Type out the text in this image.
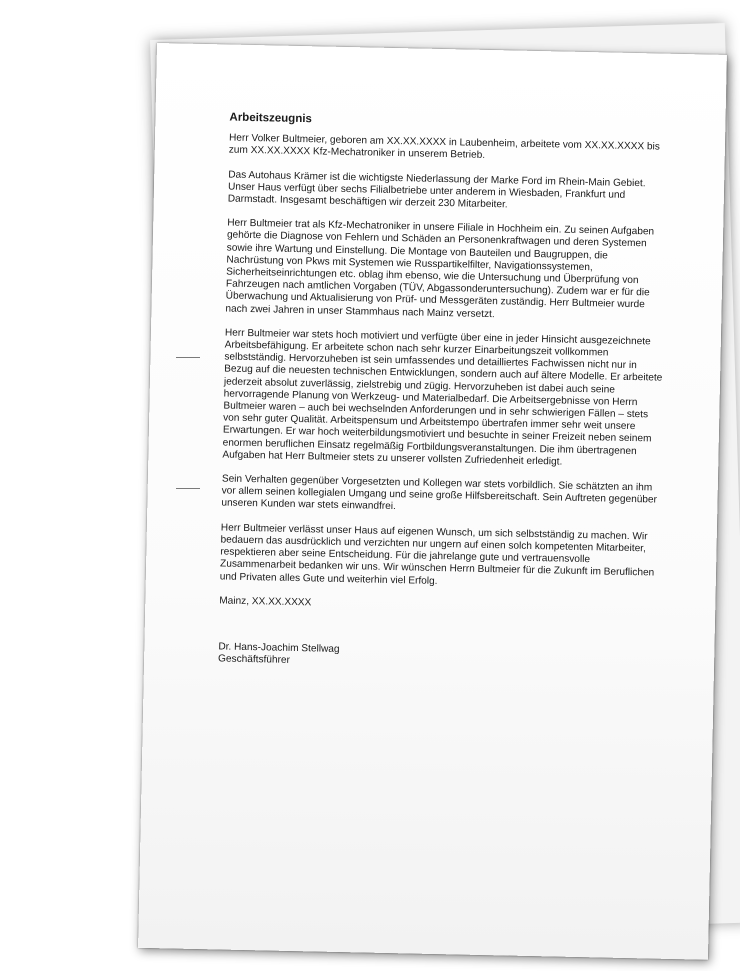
Arbeitszeugnis
Herr Volker Bultmeier, geboren am XX.XX.XXXX in Laubenheim, arbeitete vom XX.XX.XXXX bis zum XX.XX.XXXX Kfz-Mechatroniker in unserem Betrieb.
Das Autohaus Krämer ist die wichtigste Niederlassung der Marke Ford im Rhein-Main Gebiet. Unser Haus verfügt über sechs Filialbetriebe unter anderem in Wiesbaden, Frankfurt und Darmstadt. Insgesamt beschäftigen wir derzeit 230 Mitarbeiter.
Herr Bultmeier trat als Kfz-Mechatroniker in unsere Filiale in Hochheim ein. Zu seinen Aufgaben gehörte die Diagnose von Fehlern und Schäden an Personenkraftwagen und deren Systemen sowie ihre Wartung und Einstellung. Die Montage von Bauteilen und Baugruppen, die Nachrüstung von Pkws mit Systemen wie Russpartikelfilter, Navigationssystemen, Sicherheitseinrichtungen etc. oblag ihm ebenso, wie die Untersuchung und Überprüfung von Fahrzeugen nach amtlichen Vorgaben (TÜV, Abgassonderuntersuchung). Zudem war er für die Überwachung und Aktualisierung von Prüf- und Messgeräten zuständig. Herr Bultmeier wurde nach zwei Jahren in unser Stammhaus nach Mainz versetzt.
Herr Bultmeier war stets hoch motiviert und verfügte über eine in jeder Hinsicht ausgezeichnete Arbeitsbefähigung. Er arbeitete schon nach sehr kurzer Einarbeitungszeit vollkommen selbstständig. Hervorzuheben ist sein umfassendes und detailliertes Fachwissen nicht nur in Bezug auf die neuesten technischen Entwicklungen, sondern auch auf ältere Modelle. Er arbeitete jederzeit absolut zuverlässig, zielstrebig und zügig. Hervorzuheben ist dabei auch seine hervorragende Planung von Werkzeug- und Materialbedarf. Die Arbeitsergebnisse von Herrn Bultmeier waren – auch bei wechselnden Anforderungen und in sehr schwierigen Fällen – stets von sehr guter Qualität. Arbeitspensum und Arbeitstempo übertrafen immer sehr weit unsere Erwartungen. Er war hoch weiterbildungsmotiviert und besuchte in seiner Freizeit neben seinem enormen beruflichen Einsatz regelmäßig Fortbildungsveranstaltungen. Die ihm übertragenen Aufgaben hat Herr Bultmeier stets zu unserer vollsten Zufriedenheit erledigt.
Sein Verhalten gegenüber Vorgesetzten und Kollegen war stets vorbildlich. Sie schätzten an ihm vor allem seinen kollegialen Umgang und seine große Hilfsbereitschaft. Sein Auftreten gegenüber unseren Kunden war stets einwandfrei.
Herr Bultmeier verlässt unser Haus auf eigenen Wunsch, um sich selbstständig zu machen. Wir bedauern das ausdrücklich und verzichten nur ungern auf einen solch kompetenten Mitarbeiter, respektieren aber seine Entscheidung. Für die jahrelange gute und vertrauensvolle Zusammenarbeit bedanken wir uns. Wir wünschen Herrn Bultmeier für die Zukunft im Beruflichen und Privaten alles Gute und weiterhin viel Erfolg.
Mainz, XX.XX.XXXX
Dr. Hans-Joachim Stellwag
Geschäftsführer
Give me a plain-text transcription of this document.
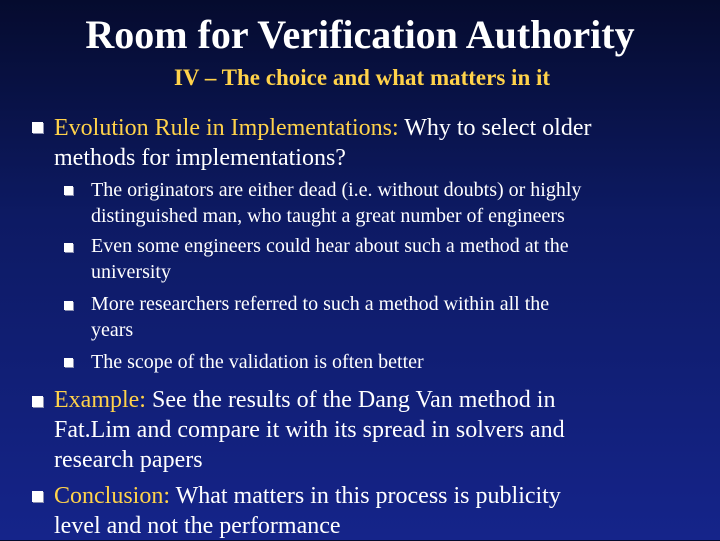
Room for Verification Authority
IV – The choice and what matters in it
Evolution Rule in Implementations: Why to select older
methods for implementations?
The originators are either dead (i.e. without doubts) or highly
distinguished man, who taught a great number of engineers
Even some engineers could hear about such a method at the
university
More researchers referred to such a method within all the
years
The scope of the validation is often better
Example: See the results of the Dang Van method in
Fat.Lim and compare it with its spread in solvers and
research papers
Conclusion: What matters in this process is publicity
level and not the performance
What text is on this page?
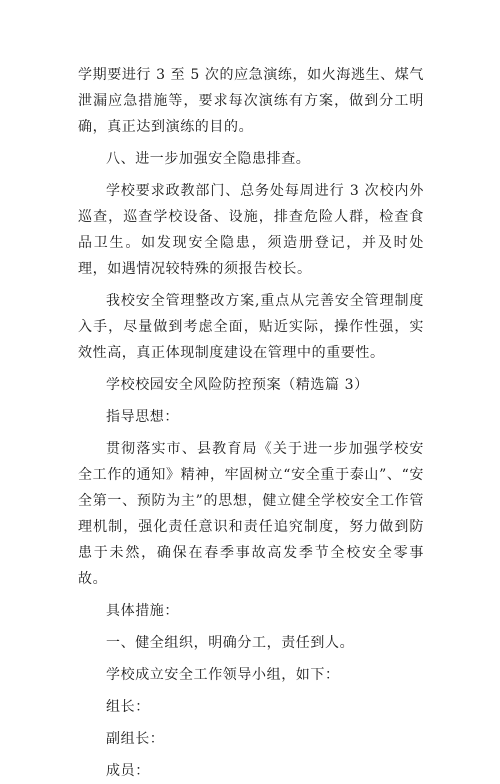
学期要进行 3 至 5 次的应急演练，如火海逃生、煤气泄漏应急措施等，要求每次演练有方案，做到分工明确，真正达到演练的目的。

八、进一步加强安全隐患排查。

学校要求政教部门、总务处每周进行 3 次校内外巡查，巡查学校设备、设施，排查危险人群，检查食品卫生。如发现安全隐患，须造册登记，并及时处理，如遇情况较特殊的须报告校长。

我校安全管理整改方案,重点从完善安全管理制度入手，尽量做到考虑全面，贴近实际，操作性强，实效性高，真正体现制度建设在管理中的重要性。

学校校园安全风险防控预案（精选篇 3）

指导思想：

贯彻落实市、县教育局《关于进一步加强学校安全工作的通知》精神，牢固树立“安全重于泰山”、“安全第一、预防为主”的思想，健立健全学校安全工作管理机制，强化责任意识和责任追究制度，努力做到防患于未然，确保在春季事故高发季节全校安全零事故。

具体措施：

一、健全组织，明确分工，责任到人。

学校成立安全工作领导小组，如下：

组长：

副组长：

成员：
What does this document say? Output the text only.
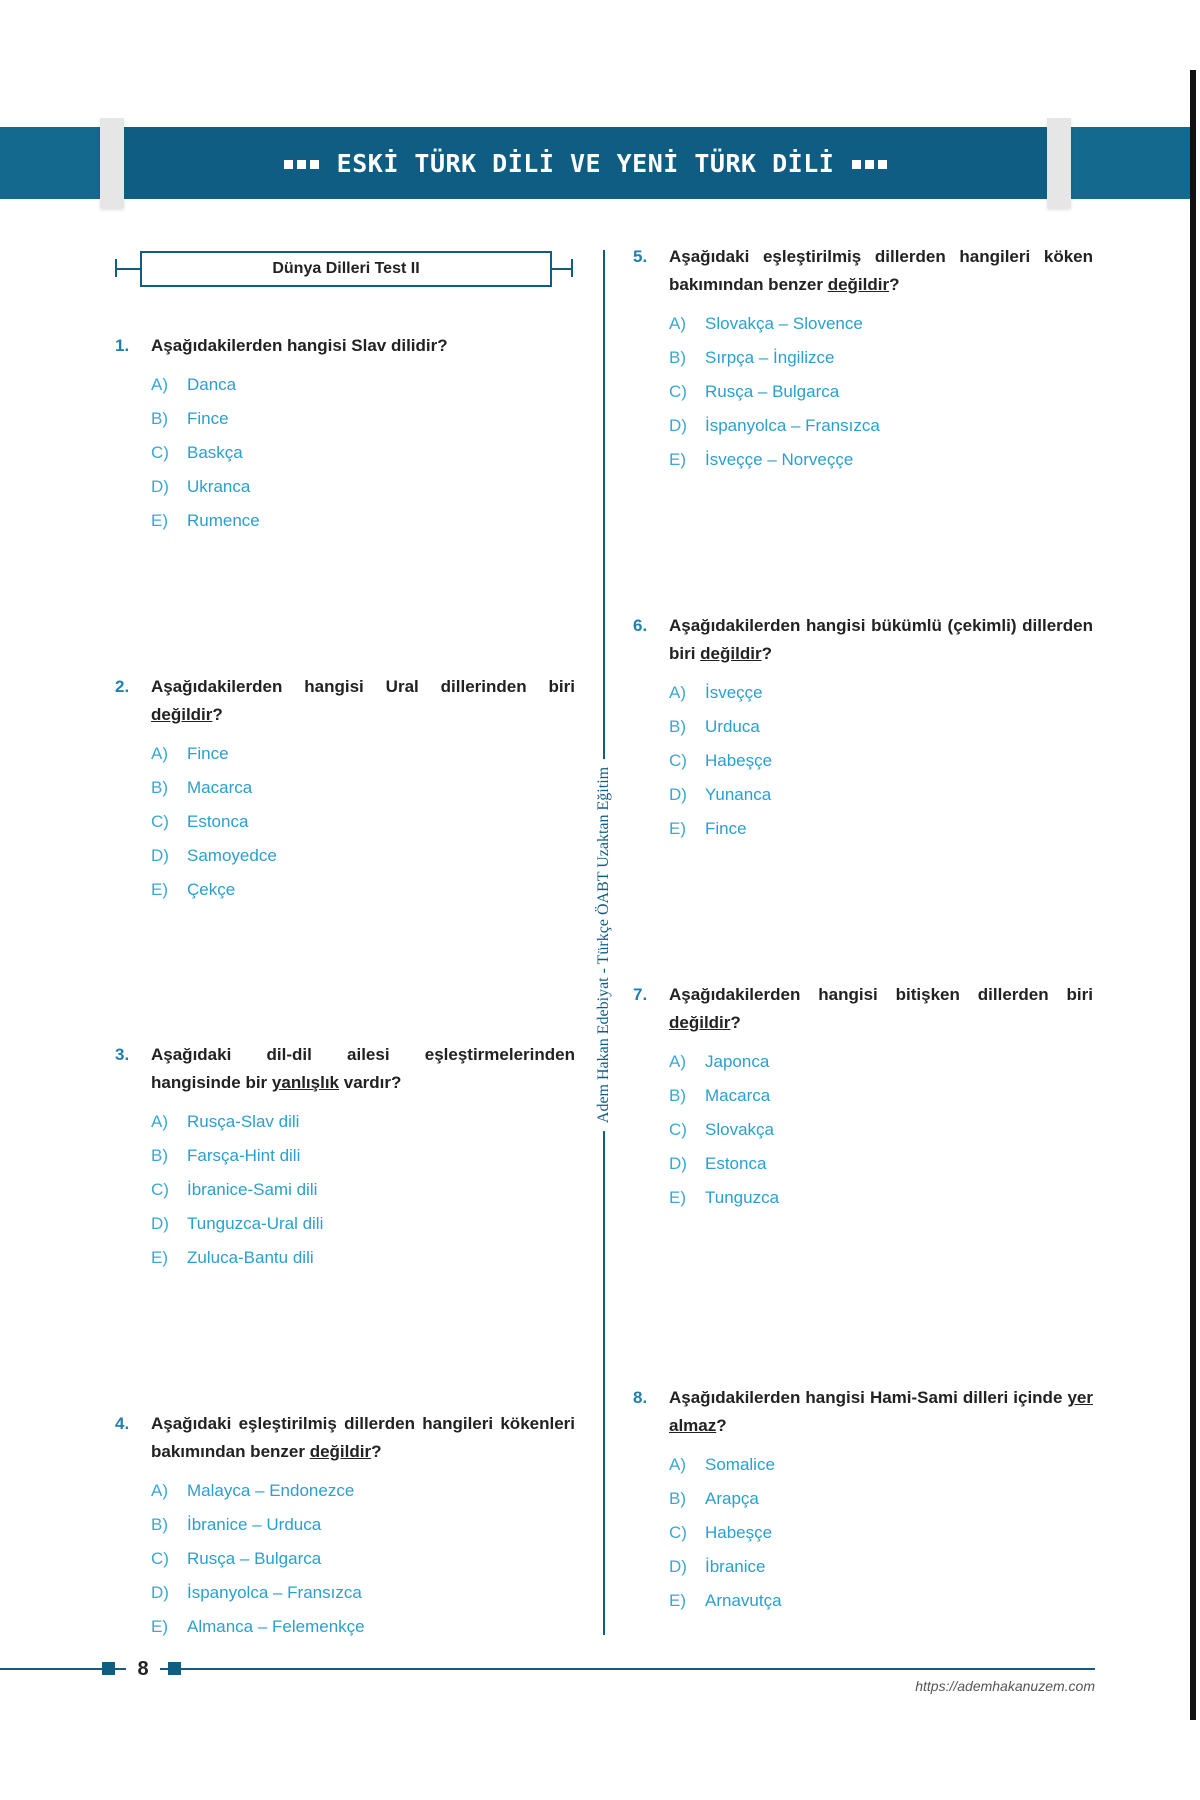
ESKİ TÜRK DİLİ VE YENİ TÜRK DİLİ
Dünya Dilleri Test II
Adem Hakan Edebiyat - Türkçe ÖABT Uzaktan Eğitim
1. Aşağıdakilerden hangisi Slav dilidir?
A)	Danca
B)	Fince
C)	Baskça
D)	Ukranca
E)	Rumence
2. Aşağıdakilerden hangisi Ural dillerinden biri değildir?
A)	Fince
B)	Macarca
C)	Estonca
D)	Samoyedce
E)	Çekçe
3. Aşağıdaki dil-dil ailesi eşleştirmelerinden hangisinde bir yanlışlık vardır?
A)	Rusça-Slav dili
B)	Farsça-Hint dili
C)	İbranice-Sami dili
D)	Tunguzca-Ural dili
E)	Zuluca-Bantu dili
4. Aşağıdaki eşleştirilmiş dillerden hangileri kökenleri bakımından benzer değildir?
A)	Malayca – Endonezce
B)	İbranice – Urduca
C)	Rusça – Bulgarca
D)	İspanyolca – Fransızca
E)	Almanca – Felemenkçe
5. Aşağıdaki eşleştirilmiş dillerden hangileri köken bakımından benzer değildir?
A)	Slovakça – Slovence
B)	Sırpça – İngilizce
C)	Rusça – Bulgarca
D)	İspanyolca – Fransızca
E)	İsveççe – Norveççe
6. Aşağıdakilerden hangisi bükümlü (çekimli) dillerden biri değildir?
A)	İsveççe
B)	Urduca
C)	Habeşçe
D)	Yunanca
E)	Fince
7. Aşağıdakilerden hangisi bitişken dillerden biri değildir?
A)	Japonca
B)	Macarca
C)	Slovakça
D)	Estonca
E)	Tunguzca
8. Aşağıdakilerden hangisi Hami-Sami dilleri içinde yer almaz?
A)	Somalice
B)	Arapça
C)	Habeşçe
D)	İbranice
E)	Arnavutça
8
https://ademhakanuzem.com
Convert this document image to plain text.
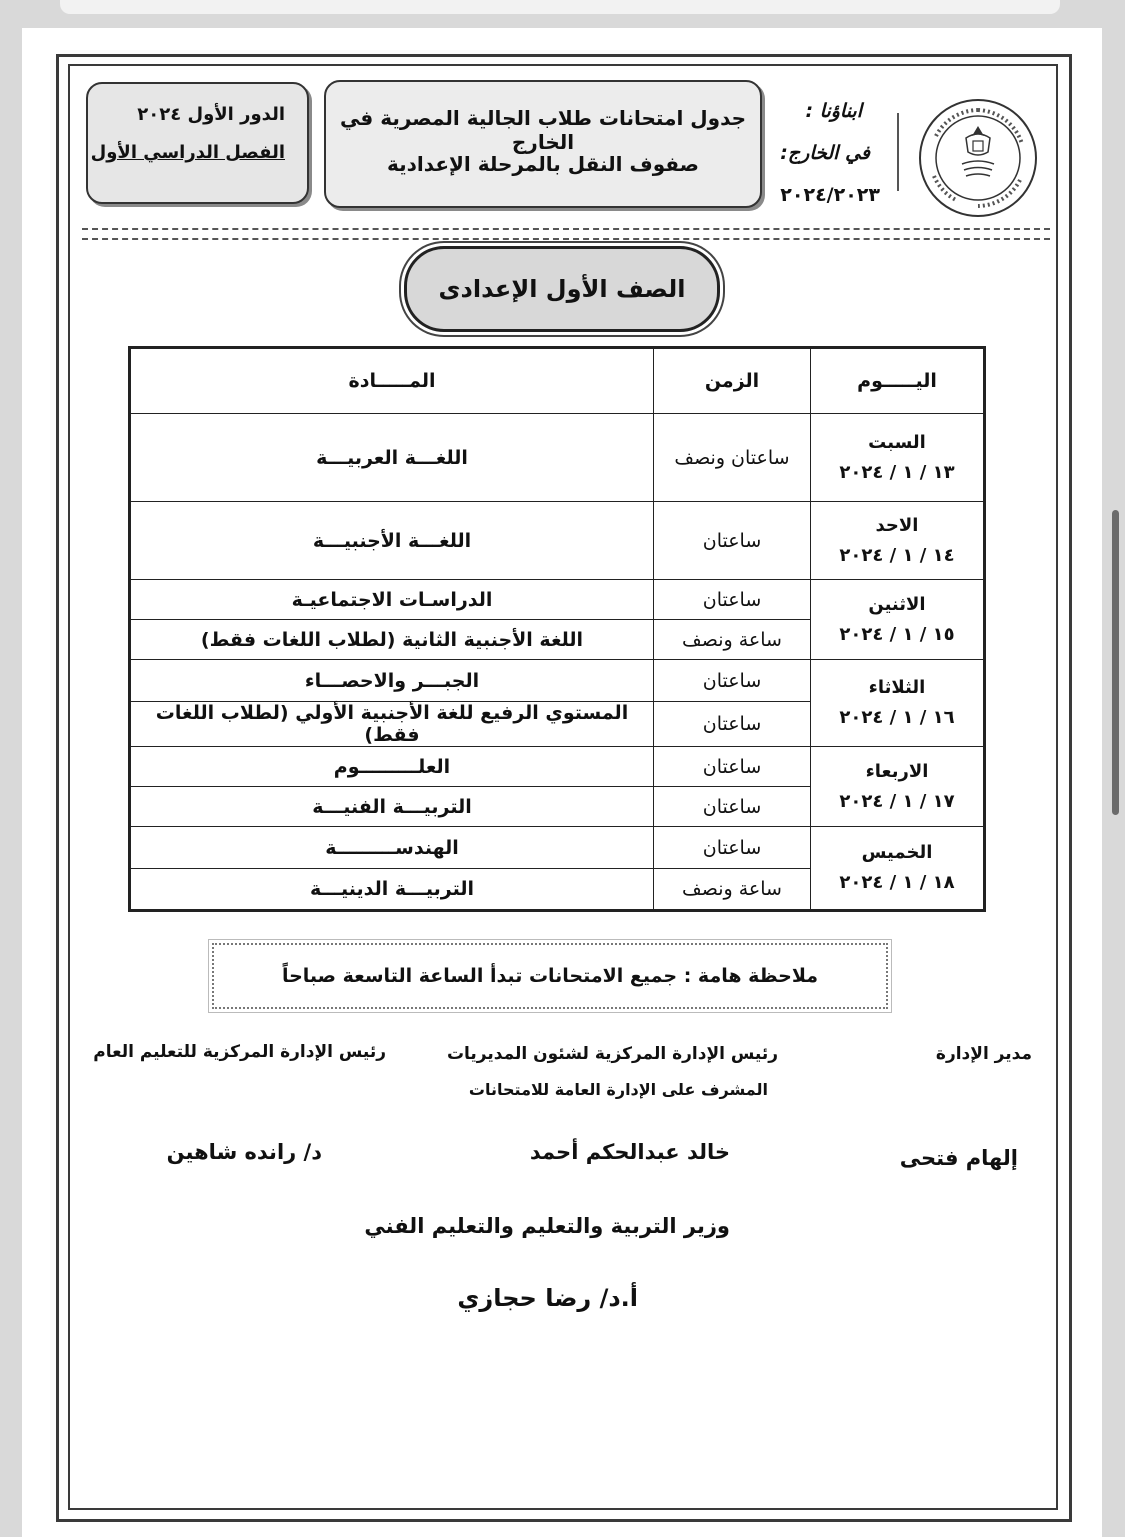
الدور الأول ٢٠٢٤
الفصل الدراسي الأول
جدول امتحانات طلاب الجالية المصرية في الخارج
صفوف النقل بالمرحلة الإعدادية
ابناؤنا :
في الخارج:
٢٠٢٤/٢٠٢٣
الصف الأول الإعدادى
اليـــــوم	الزمن	المـــــادة

السبت
١٣ / ١ / ٢٠٢٤	ساعتان ونصف	اللغـــة العربيـــة

الاحد
١٤ / ١ / ٢٠٢٤	ساعتان	اللغـــة الأجنبيـــة

الاثنين
١٥ / ١ / ٢٠٢٤	ساعتان	الدراسـات الاجتماعيـة
	ساعة ونصف	اللغة الأجنبية الثانية (لطلاب اللغات فقط)

الثلاثاء
١٦ / ١ / ٢٠٢٤	ساعتان	الجبـــر والاحصـــاء
	ساعتان	المستوي الرفيع للغة الأجنبية الأولي (لطلاب اللغات فقط)

الاربعاء
١٧ / ١ / ٢٠٢٤	ساعتان	العلـــــــــوم
	ساعتان	التربيـــة الفنيـــة

الخميس
١٨ / ١ / ٢٠٢٤	ساعتان	الهندســـــــــة
	ساعة ونصف	التربيـــة الدينيـــة
ملاحظة هامة : جميع الامتحانات تبدأ الساعة التاسعة صباحاً
مدير الإدارة
إلهام فتحى
رئيس الإدارة المركزية لشئون المديريات
المشرف على الإدارة العامة للامتحانات
خالد عبدالحكم أحمد
رئيس الإدارة المركزية للتعليم العام
د/ رانده شاهين
وزير التربية والتعليم والتعليم الفني
أ.د/ رضا حجازي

# Written task:
Your task is to report how many lines of the material include the string "selbstständig". Give the number and no other words.

# Full solution:
2